>> Begin Dataset entries

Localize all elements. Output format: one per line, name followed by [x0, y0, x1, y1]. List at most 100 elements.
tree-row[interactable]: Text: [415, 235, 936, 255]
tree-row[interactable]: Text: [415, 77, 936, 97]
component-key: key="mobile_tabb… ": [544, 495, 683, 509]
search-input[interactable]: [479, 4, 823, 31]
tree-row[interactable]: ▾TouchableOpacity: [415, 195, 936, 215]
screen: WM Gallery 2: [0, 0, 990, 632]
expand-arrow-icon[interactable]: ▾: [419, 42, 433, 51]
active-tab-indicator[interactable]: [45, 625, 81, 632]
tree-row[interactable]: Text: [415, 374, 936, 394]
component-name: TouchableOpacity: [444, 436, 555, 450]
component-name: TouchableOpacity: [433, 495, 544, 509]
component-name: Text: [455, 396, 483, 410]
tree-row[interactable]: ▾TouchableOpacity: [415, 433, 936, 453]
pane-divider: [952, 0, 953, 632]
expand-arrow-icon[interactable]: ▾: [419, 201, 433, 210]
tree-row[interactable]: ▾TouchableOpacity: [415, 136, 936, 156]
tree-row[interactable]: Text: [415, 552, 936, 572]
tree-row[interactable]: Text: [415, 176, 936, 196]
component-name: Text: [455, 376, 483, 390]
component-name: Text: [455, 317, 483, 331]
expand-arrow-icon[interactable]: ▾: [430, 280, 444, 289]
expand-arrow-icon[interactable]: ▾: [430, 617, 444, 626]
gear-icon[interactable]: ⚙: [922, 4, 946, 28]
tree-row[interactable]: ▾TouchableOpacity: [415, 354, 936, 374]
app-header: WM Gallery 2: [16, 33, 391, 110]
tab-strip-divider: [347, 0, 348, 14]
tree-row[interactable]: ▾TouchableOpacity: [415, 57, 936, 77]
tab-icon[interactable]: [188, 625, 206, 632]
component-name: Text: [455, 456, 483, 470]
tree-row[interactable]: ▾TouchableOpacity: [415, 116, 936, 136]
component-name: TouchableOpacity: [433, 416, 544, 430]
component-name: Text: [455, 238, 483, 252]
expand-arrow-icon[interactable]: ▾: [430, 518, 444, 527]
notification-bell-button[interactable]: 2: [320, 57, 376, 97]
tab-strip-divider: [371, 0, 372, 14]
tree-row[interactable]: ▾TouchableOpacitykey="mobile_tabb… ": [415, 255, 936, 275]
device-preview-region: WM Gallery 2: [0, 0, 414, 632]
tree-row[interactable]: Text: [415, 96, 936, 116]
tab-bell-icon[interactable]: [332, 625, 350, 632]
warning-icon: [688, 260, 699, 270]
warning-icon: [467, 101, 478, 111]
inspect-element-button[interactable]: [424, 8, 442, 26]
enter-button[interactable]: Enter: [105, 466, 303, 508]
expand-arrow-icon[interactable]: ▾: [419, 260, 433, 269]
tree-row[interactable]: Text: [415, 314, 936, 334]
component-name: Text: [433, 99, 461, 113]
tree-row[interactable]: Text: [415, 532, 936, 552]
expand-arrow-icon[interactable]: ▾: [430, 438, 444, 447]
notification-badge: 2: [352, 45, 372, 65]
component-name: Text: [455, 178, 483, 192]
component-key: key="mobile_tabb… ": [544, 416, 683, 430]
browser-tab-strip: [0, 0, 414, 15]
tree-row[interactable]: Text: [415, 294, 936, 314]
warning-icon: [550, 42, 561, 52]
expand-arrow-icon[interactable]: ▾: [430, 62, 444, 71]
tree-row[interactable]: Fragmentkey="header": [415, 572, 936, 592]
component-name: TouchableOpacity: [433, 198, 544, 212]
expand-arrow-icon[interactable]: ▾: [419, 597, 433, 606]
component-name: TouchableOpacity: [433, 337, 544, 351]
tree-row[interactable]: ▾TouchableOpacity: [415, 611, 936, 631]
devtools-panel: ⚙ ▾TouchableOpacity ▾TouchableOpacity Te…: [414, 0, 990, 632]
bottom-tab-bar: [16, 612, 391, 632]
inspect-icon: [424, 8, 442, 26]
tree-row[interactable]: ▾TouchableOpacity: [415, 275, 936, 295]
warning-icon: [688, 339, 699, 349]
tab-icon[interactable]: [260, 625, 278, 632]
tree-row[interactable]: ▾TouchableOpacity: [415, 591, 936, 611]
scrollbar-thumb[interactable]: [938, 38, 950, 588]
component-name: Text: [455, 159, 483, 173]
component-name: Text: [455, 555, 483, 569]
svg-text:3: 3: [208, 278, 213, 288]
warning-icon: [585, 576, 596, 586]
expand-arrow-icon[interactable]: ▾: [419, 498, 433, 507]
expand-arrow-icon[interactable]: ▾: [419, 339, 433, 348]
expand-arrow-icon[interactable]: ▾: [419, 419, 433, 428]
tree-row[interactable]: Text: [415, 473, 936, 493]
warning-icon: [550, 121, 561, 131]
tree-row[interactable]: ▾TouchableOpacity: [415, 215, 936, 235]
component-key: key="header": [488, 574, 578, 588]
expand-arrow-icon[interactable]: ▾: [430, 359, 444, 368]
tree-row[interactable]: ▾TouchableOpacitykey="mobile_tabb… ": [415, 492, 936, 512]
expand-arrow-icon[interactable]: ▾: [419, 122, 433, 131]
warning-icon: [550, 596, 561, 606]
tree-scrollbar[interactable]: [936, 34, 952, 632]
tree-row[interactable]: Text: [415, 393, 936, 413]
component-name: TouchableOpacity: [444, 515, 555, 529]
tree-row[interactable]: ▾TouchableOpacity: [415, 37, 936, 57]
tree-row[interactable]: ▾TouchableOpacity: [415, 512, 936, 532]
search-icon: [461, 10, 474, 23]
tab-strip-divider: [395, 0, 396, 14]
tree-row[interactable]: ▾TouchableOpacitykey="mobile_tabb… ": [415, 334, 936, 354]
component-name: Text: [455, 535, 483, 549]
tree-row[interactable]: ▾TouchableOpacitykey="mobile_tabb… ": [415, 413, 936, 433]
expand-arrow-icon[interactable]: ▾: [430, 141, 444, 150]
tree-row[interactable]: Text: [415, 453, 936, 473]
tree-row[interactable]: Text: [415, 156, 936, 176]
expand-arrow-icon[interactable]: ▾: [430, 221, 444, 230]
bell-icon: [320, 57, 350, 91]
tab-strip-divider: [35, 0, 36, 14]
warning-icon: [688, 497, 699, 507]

>> End Dataset entries
>> Begin Dataset entries

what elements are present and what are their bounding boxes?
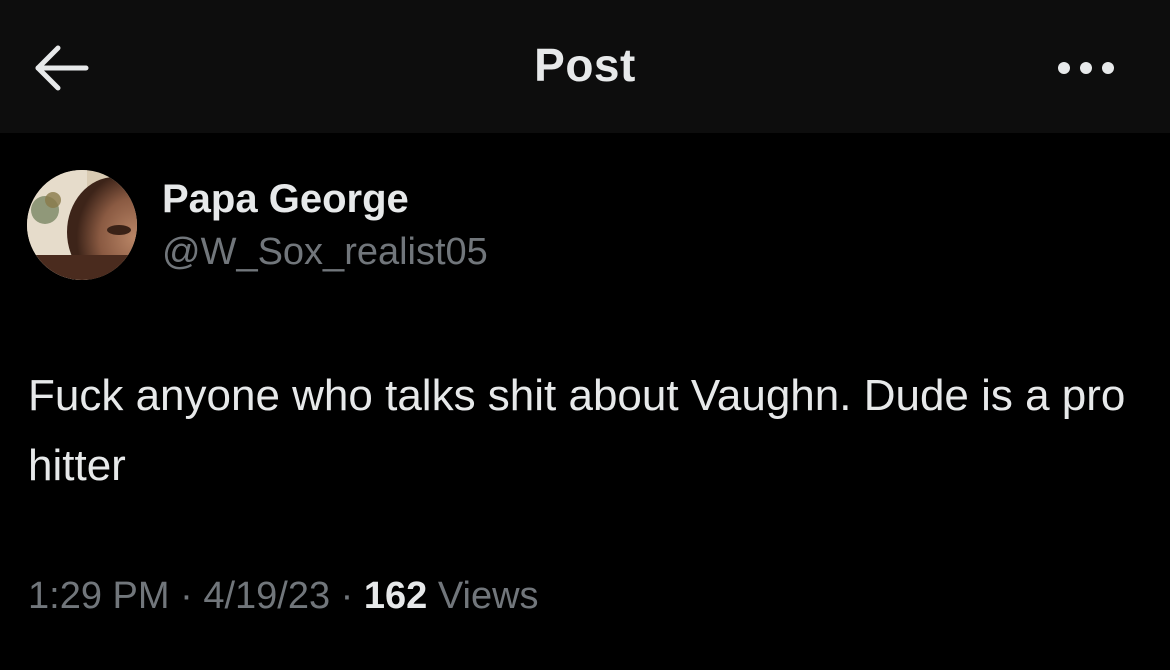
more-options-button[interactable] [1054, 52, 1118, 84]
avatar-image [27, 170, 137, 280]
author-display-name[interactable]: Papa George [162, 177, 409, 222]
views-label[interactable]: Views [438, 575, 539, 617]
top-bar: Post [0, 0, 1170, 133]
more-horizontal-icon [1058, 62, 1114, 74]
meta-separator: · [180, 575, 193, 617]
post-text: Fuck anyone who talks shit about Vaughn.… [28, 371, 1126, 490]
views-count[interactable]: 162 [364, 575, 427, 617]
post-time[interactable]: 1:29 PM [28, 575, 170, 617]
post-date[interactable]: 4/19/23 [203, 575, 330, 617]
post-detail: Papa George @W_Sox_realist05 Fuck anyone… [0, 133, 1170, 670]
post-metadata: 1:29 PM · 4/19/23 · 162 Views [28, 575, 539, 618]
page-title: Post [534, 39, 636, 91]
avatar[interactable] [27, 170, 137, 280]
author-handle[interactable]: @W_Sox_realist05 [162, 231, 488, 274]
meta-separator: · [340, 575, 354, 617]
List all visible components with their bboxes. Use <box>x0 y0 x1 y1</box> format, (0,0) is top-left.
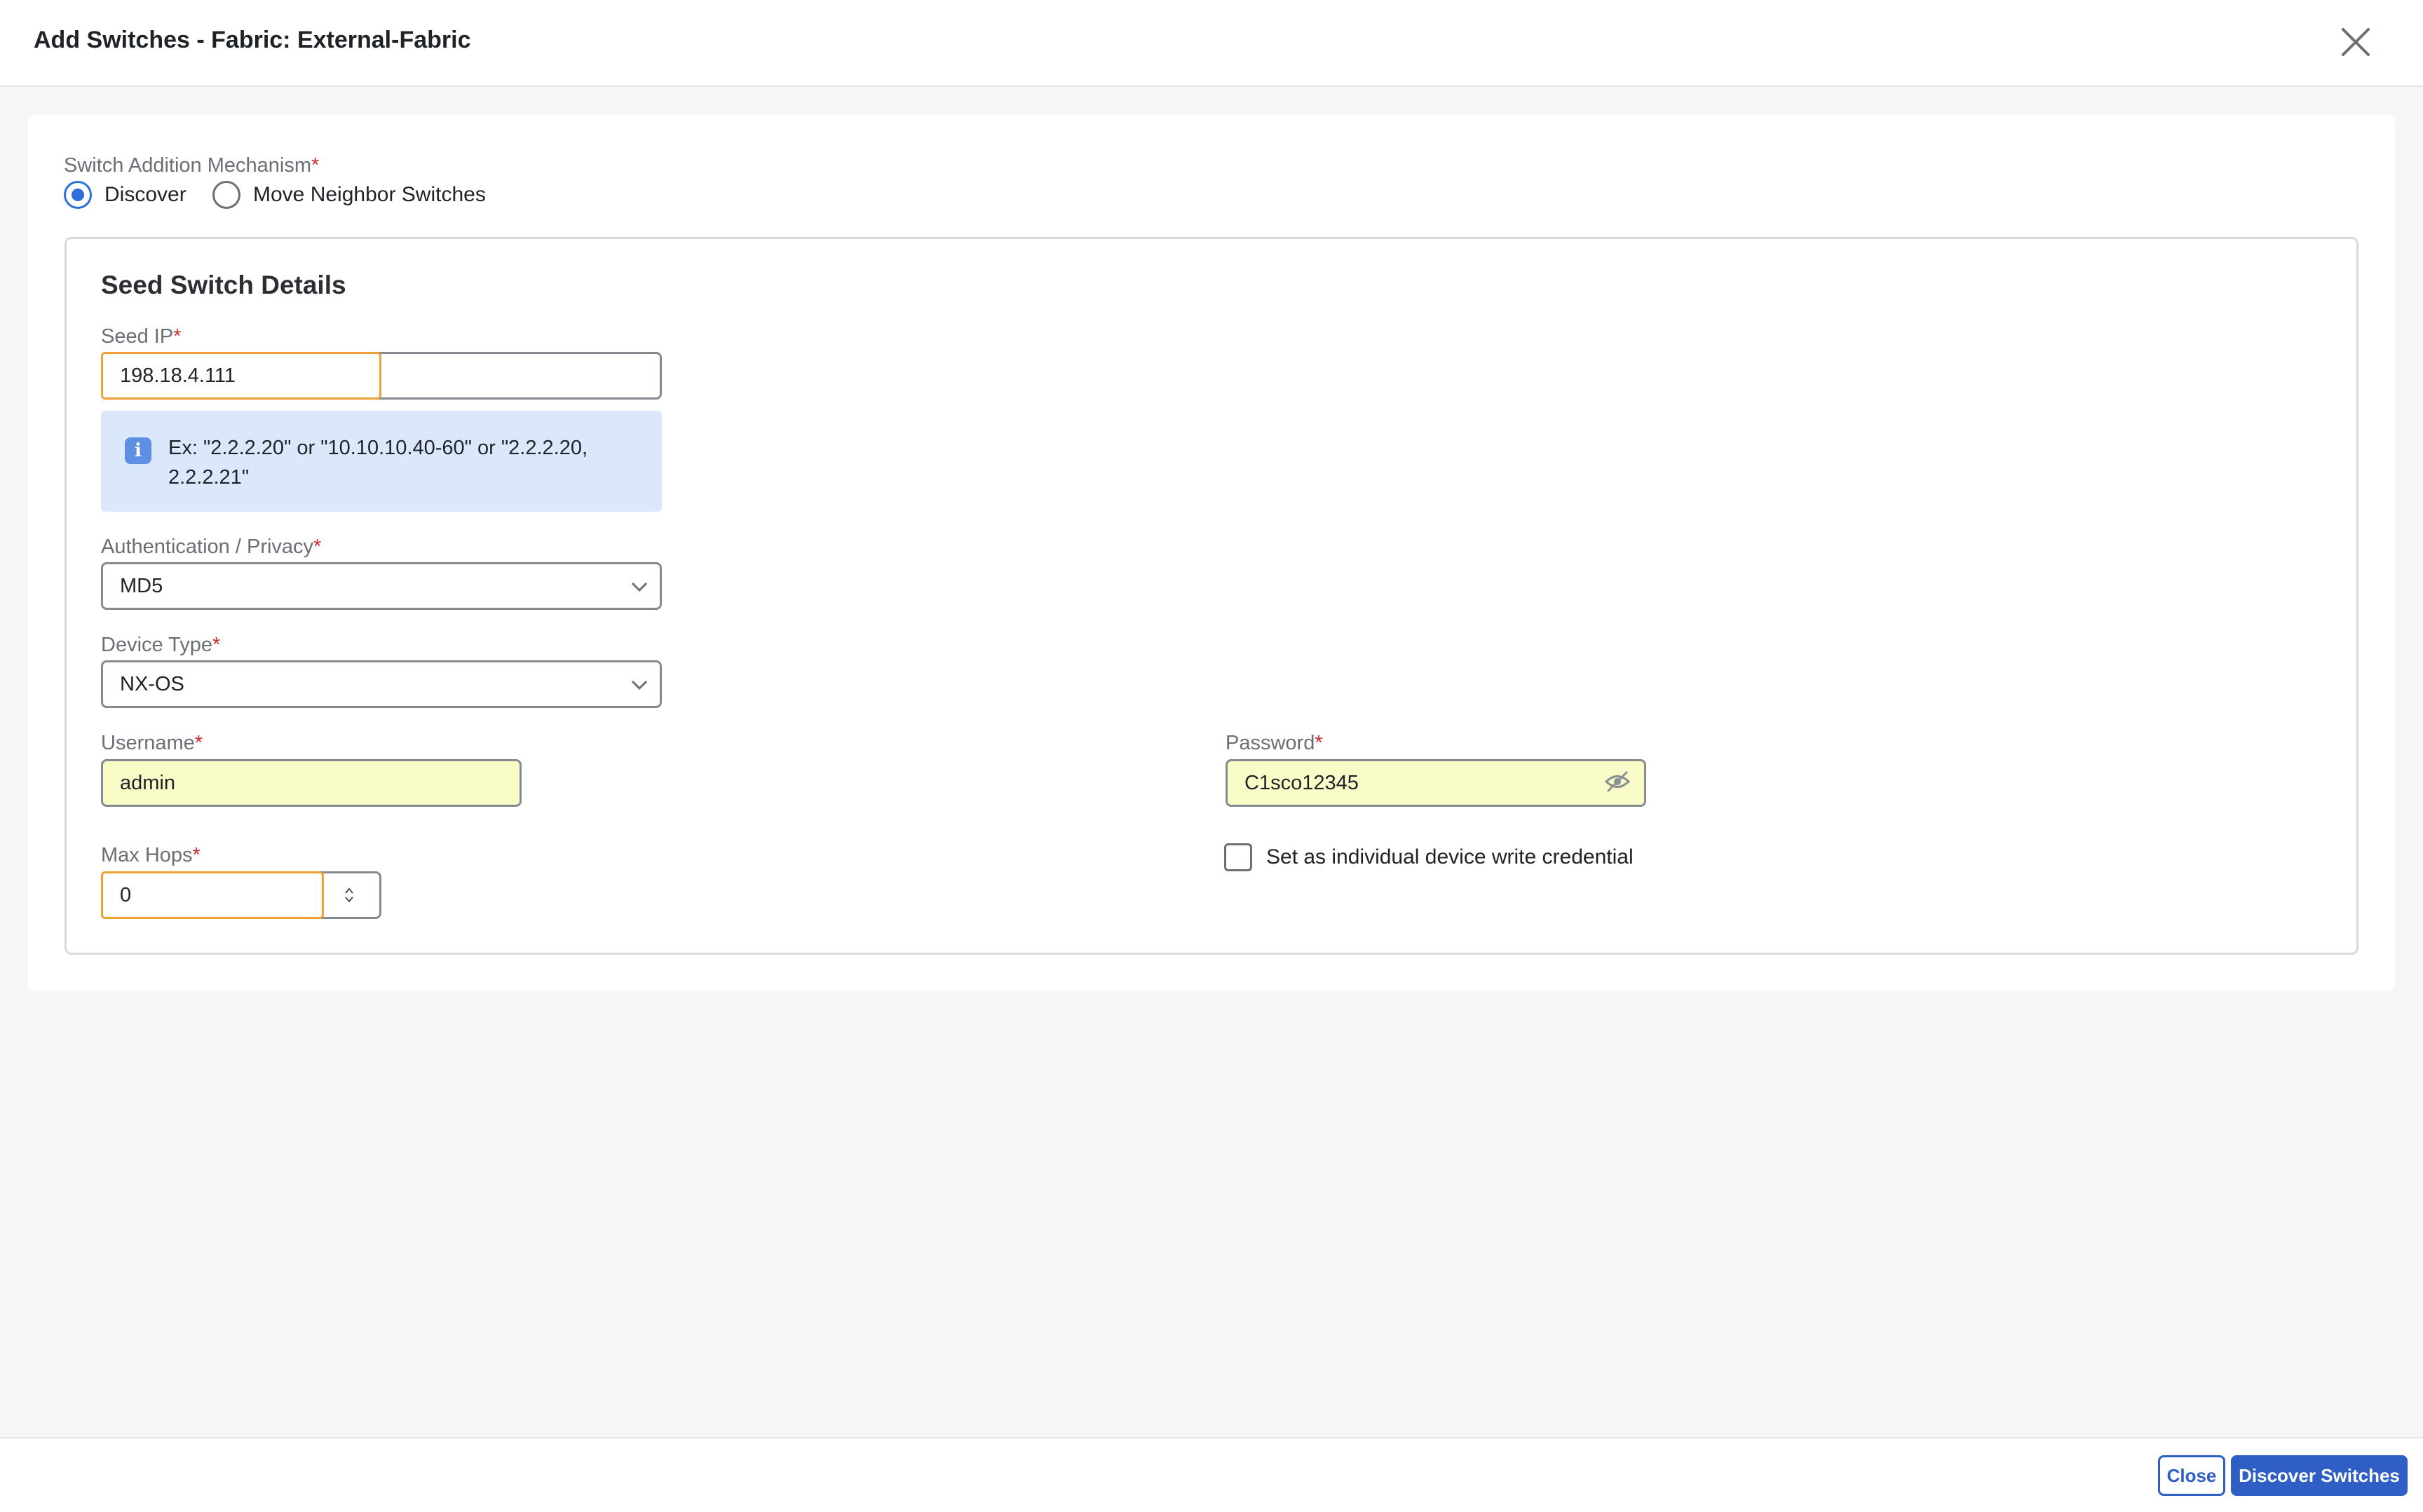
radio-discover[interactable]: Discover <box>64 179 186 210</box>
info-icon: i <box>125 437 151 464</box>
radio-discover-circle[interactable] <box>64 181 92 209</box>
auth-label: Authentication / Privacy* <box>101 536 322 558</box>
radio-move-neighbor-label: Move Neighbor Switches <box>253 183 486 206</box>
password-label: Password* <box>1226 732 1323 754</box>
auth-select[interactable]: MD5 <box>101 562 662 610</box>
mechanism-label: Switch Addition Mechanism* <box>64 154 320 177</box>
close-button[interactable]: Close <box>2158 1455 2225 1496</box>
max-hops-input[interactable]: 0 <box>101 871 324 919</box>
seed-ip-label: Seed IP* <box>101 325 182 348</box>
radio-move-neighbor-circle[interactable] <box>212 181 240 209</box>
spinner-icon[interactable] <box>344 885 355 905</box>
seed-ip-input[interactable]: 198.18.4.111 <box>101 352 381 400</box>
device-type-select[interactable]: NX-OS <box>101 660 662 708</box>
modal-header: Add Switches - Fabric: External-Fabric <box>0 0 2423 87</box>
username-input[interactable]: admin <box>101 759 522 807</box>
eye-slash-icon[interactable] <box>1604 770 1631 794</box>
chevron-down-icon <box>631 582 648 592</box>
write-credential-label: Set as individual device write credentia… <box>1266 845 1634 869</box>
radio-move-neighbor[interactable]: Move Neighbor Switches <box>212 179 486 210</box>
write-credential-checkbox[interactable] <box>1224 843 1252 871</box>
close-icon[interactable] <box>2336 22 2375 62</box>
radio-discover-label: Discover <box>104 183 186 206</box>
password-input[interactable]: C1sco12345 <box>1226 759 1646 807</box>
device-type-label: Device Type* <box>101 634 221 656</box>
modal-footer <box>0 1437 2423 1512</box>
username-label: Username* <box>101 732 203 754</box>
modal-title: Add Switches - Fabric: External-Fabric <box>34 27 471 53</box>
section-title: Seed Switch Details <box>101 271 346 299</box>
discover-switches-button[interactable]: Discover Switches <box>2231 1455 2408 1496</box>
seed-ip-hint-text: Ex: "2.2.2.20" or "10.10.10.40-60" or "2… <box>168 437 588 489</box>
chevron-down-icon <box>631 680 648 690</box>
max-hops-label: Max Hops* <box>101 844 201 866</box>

>> End Dataset entries

## [Aim of the task]
Rewrite everything from the line containing "Localize all elements." down to the line containing "tab-bell-icon[interactable]: [332, 625, 350, 632]", putting "settings-icon" in place of "gear-icon" and leaving the rest unchanged.

## [Complete response]
Localize all elements. Output format: one per line, name followed by [x0, y0, x1, y1]. List at most 100 elements.
tree-row[interactable]: Text: [415, 235, 936, 255]
tree-row[interactable]: Text: [415, 77, 936, 97]
component-key: key="mobile_tabb… ": [544, 495, 683, 509]
search-input[interactable]: [479, 4, 823, 31]
tree-row[interactable]: ▾TouchableOpacity: [415, 195, 936, 215]
screen: WM Gallery 2: [0, 0, 990, 632]
expand-arrow-icon[interactable]: ▾: [419, 42, 433, 51]
active-tab-indicator[interactable]: [45, 625, 81, 632]
tree-row[interactable]: Text: [415, 374, 936, 394]
component-name: TouchableOpacity: [444, 436, 555, 450]
component-name: TouchableOpacity: [433, 495, 544, 509]
component-name: Text: [455, 396, 483, 410]
tree-row[interactable]: ▾TouchableOpacity: [415, 433, 936, 453]
pane-divider: [952, 0, 953, 632]
expand-arrow-icon[interactable]: ▾: [419, 201, 433, 210]
tree-row[interactable]: ▾TouchableOpacity: [415, 136, 936, 156]
tree-row[interactable]: Text: [415, 552, 936, 572]
tree-row[interactable]: Text: [415, 176, 936, 196]
component-name: Text: [455, 376, 483, 390]
component-name: Text: [455, 317, 483, 331]
expand-arrow-icon[interactable]: ▾: [430, 280, 444, 289]
expand-arrow-icon[interactable]: ▾: [430, 617, 444, 626]
settings-icon[interactable]: ⚙: [922, 4, 946, 28]
tree-row[interactable]: ▾TouchableOpacity: [415, 354, 936, 374]
app-header: WM Gallery 2: [16, 33, 391, 110]
tab-strip-divider: [347, 0, 348, 14]
tree-row[interactable]: ▾TouchableOpacity: [415, 57, 936, 77]
tab-icon[interactable]: [188, 625, 206, 632]
component-name: Text: [455, 456, 483, 470]
tree-row[interactable]: ▾TouchableOpacity: [415, 116, 936, 136]
component-name: TouchableOpacity: [433, 416, 544, 430]
component-name: Text: [455, 238, 483, 252]
expand-arrow-icon[interactable]: ▾: [430, 518, 444, 527]
notification-bell-button[interactable]: 2: [320, 57, 376, 97]
tab-strip-divider: [371, 0, 372, 14]
tree-row[interactable]: ▾TouchableOpacitykey="mobile_tabb… ": [415, 255, 936, 275]
device-preview-region: WM Gallery 2: [0, 0, 414, 632]
tree-row[interactable]: Text: [415, 96, 936, 116]
tab-bell-icon[interactable]: [332, 625, 350, 632]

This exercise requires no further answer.